» STATED GOAL A:
Set down the records on the roller chain below exactly as they appear, every line of them, but leave out the pictures.

Director Darren Bousman was on hand for the film’s premiere, of course, as was Bill Moseley, Alexa Vega, writers Darren Smith and Terrance Zdunich, and many others from the film. The energy in that theater was insane, let me tell you. You really don’t know what it’s like to see a movie this highly anticipated with a crowd this reverential of all things film. And you know what? The movie fucking rocked.
I have to admit I didn’t have many expectations for it going in; I just knew it was going to be something different and hoped it would entertain. And my God, does it ever. Sure, some of the songs don’t fit as well as others, and it’s just disconcerting hearing what is supposed to be dialogue being sung instead of spoken, but it was too much fun to fault it much for either of those things. Aside from being ridiculously gory in all the right places, the production design on Repo! is just flat-out amazing. The sets and costumes are so well designed, you can tell Bousman and Production Designer David Hackl, now in charge of the Saw franchise, spent many, many hours ironing out every little detail. I really hope this baby gets a bigger release than it seems like Lionsgate is planning cause it deserves to be seen by as many people as possible.
We spent the rest of the night doing the usual talking and drinking and discussing the movie. Nothing too exciting, though a friend of ours did have her first experience in a strip club. Interesting to see how people react their first time.
Saturday started off with a very early (12:30 is early when you were out till 4) screening of the Vietnamese action/drama The Rebel, which featured some damn fine action but not much else. Interesting on its own since you don’t see many flicks from Vietnam.
After lunch we got the biggest surprise of the festival: the Thai film 4bia. It’s an omnibus directed by four different directors, two of whom were responsible for the original Shutter, and blew everyone away. All four segments were very different from one another, all four were very entertaining, with the final one being a minor exception, and we loved it. It’s so cool to go into a film saying “eh, I’ll give it a chance” and have it just completely defy expectations. Expect a full review very soon!
Finally, the one we were all waiting for: Ryuhei Kitamura’s The Midnight Meat Train (review). Kitamura was on hand to intro the film, and let me tell you the man is a badass. Taller than any other Japanese man you’re likely to find, fashionable, and very clear on his intolerance for bullshit.
This translated well for the movie, of course, which was a lot of fun and really satisfyingly gory. The characters weren’t as well crafted as I would’ve liked and the story is changed pretty significantly from Barker’s original, but it all works to what Kitamura wanted to do with the film. I hope Lionsgate stops shuffling its release date all over and finally puts it out soon; this one’s going to have people talking quite a bit because I can easily see it splitting people right down the middle.
So now we’re off to see Island of Lost Souls, which isn’t horror but should be entertaining, and tonight is the world premiere of Jim Issac’s Pig Hunt, which I absolutely cannot wait for! You’ll hear more as soon as we’re home safe and sound!

» RECORDS:
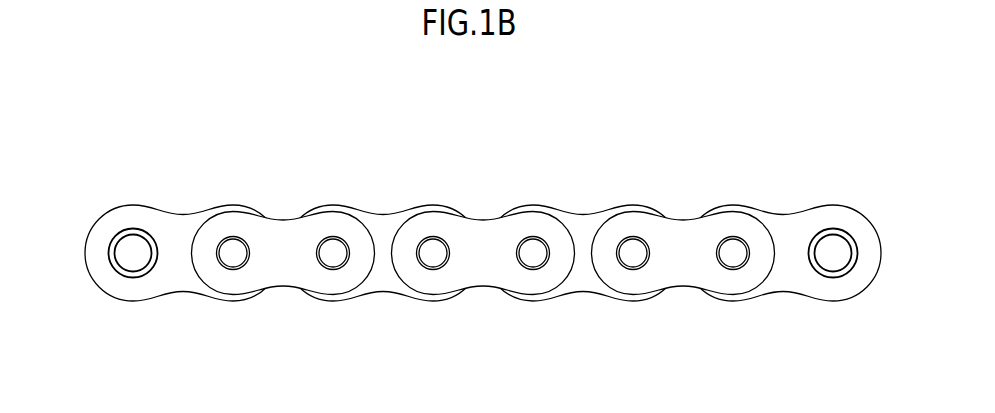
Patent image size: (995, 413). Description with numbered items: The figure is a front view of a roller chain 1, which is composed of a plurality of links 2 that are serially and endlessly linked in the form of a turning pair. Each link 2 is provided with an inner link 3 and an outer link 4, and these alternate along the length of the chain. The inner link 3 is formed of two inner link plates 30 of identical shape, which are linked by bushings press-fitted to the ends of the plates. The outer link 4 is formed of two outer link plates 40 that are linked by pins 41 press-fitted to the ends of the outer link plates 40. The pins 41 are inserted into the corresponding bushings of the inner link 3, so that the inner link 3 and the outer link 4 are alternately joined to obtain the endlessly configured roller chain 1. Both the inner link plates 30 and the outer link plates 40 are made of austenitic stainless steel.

The roller chain 1 is at (590, 160).
The link 2 is at (338, 180).
The inner link 3 is at (368, 208).
The outer link 4 is at (470, 208).
The inner link plate 30 is at (788, 231).
The outer link plate 40 is at (680, 231).
The pin 41 is at (732, 255).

» STATED GOAL B:
From the film festival report above, extract the passage starting with "After lunch we" and going on through "review very soon!", copied word for word.

» CORRECT RESPONSE A:
Patent image size: (995, 413). Description with numbered items: The figure is a front view of a roller chain 1, which is composed of a plurality of links 2 that are serially and endlessly linked in the form of a turning pair. Each link 2 is provided with an inner link 3 and an outer link 4, and these alternate along the length of the chain. The inner link 3 is formed of two inner link plates 30 of identical shape, which are linked by bushings press-fitted to the ends of the plates. The outer link 4 is formed of two outer link plates 40 that are linked by pins 41 press-fitted to the ends of the outer link plates 40. The pins 41 are inserted into the corresponding bushings of the inner link 3, so that the inner link 3 and the outer link 4 are alternately joined to obtain the endlessly configured roller chain 1. Both the inner link plates 30 and the outer link plates 40 are made of austenitic stainless steel.

The roller chain 1 is at (590, 160).
The link 2 is at (338, 180).
The inner link 3 is at (368, 208).
The outer link 4 is at (470, 208).
The inner link plate 30 is at (788, 231).
The outer link plate 40 is at (680, 231).
The pin 41 is at (732, 255).

» CORRECT RESPONSE B:
After lunch we got the biggest surprise of the festival: the Thai film 4bia. It’s an omnibus directed by four different directors, two of whom were responsible for the original Shutter, and blew everyone away. All four segments were very different from one another, all four were very entertaining, with the final one being a minor exception, and we loved it. It’s so cool to go into a film saying “eh, I’ll give it a chance” and have it just completely defy expectations. Expect a full review very soon!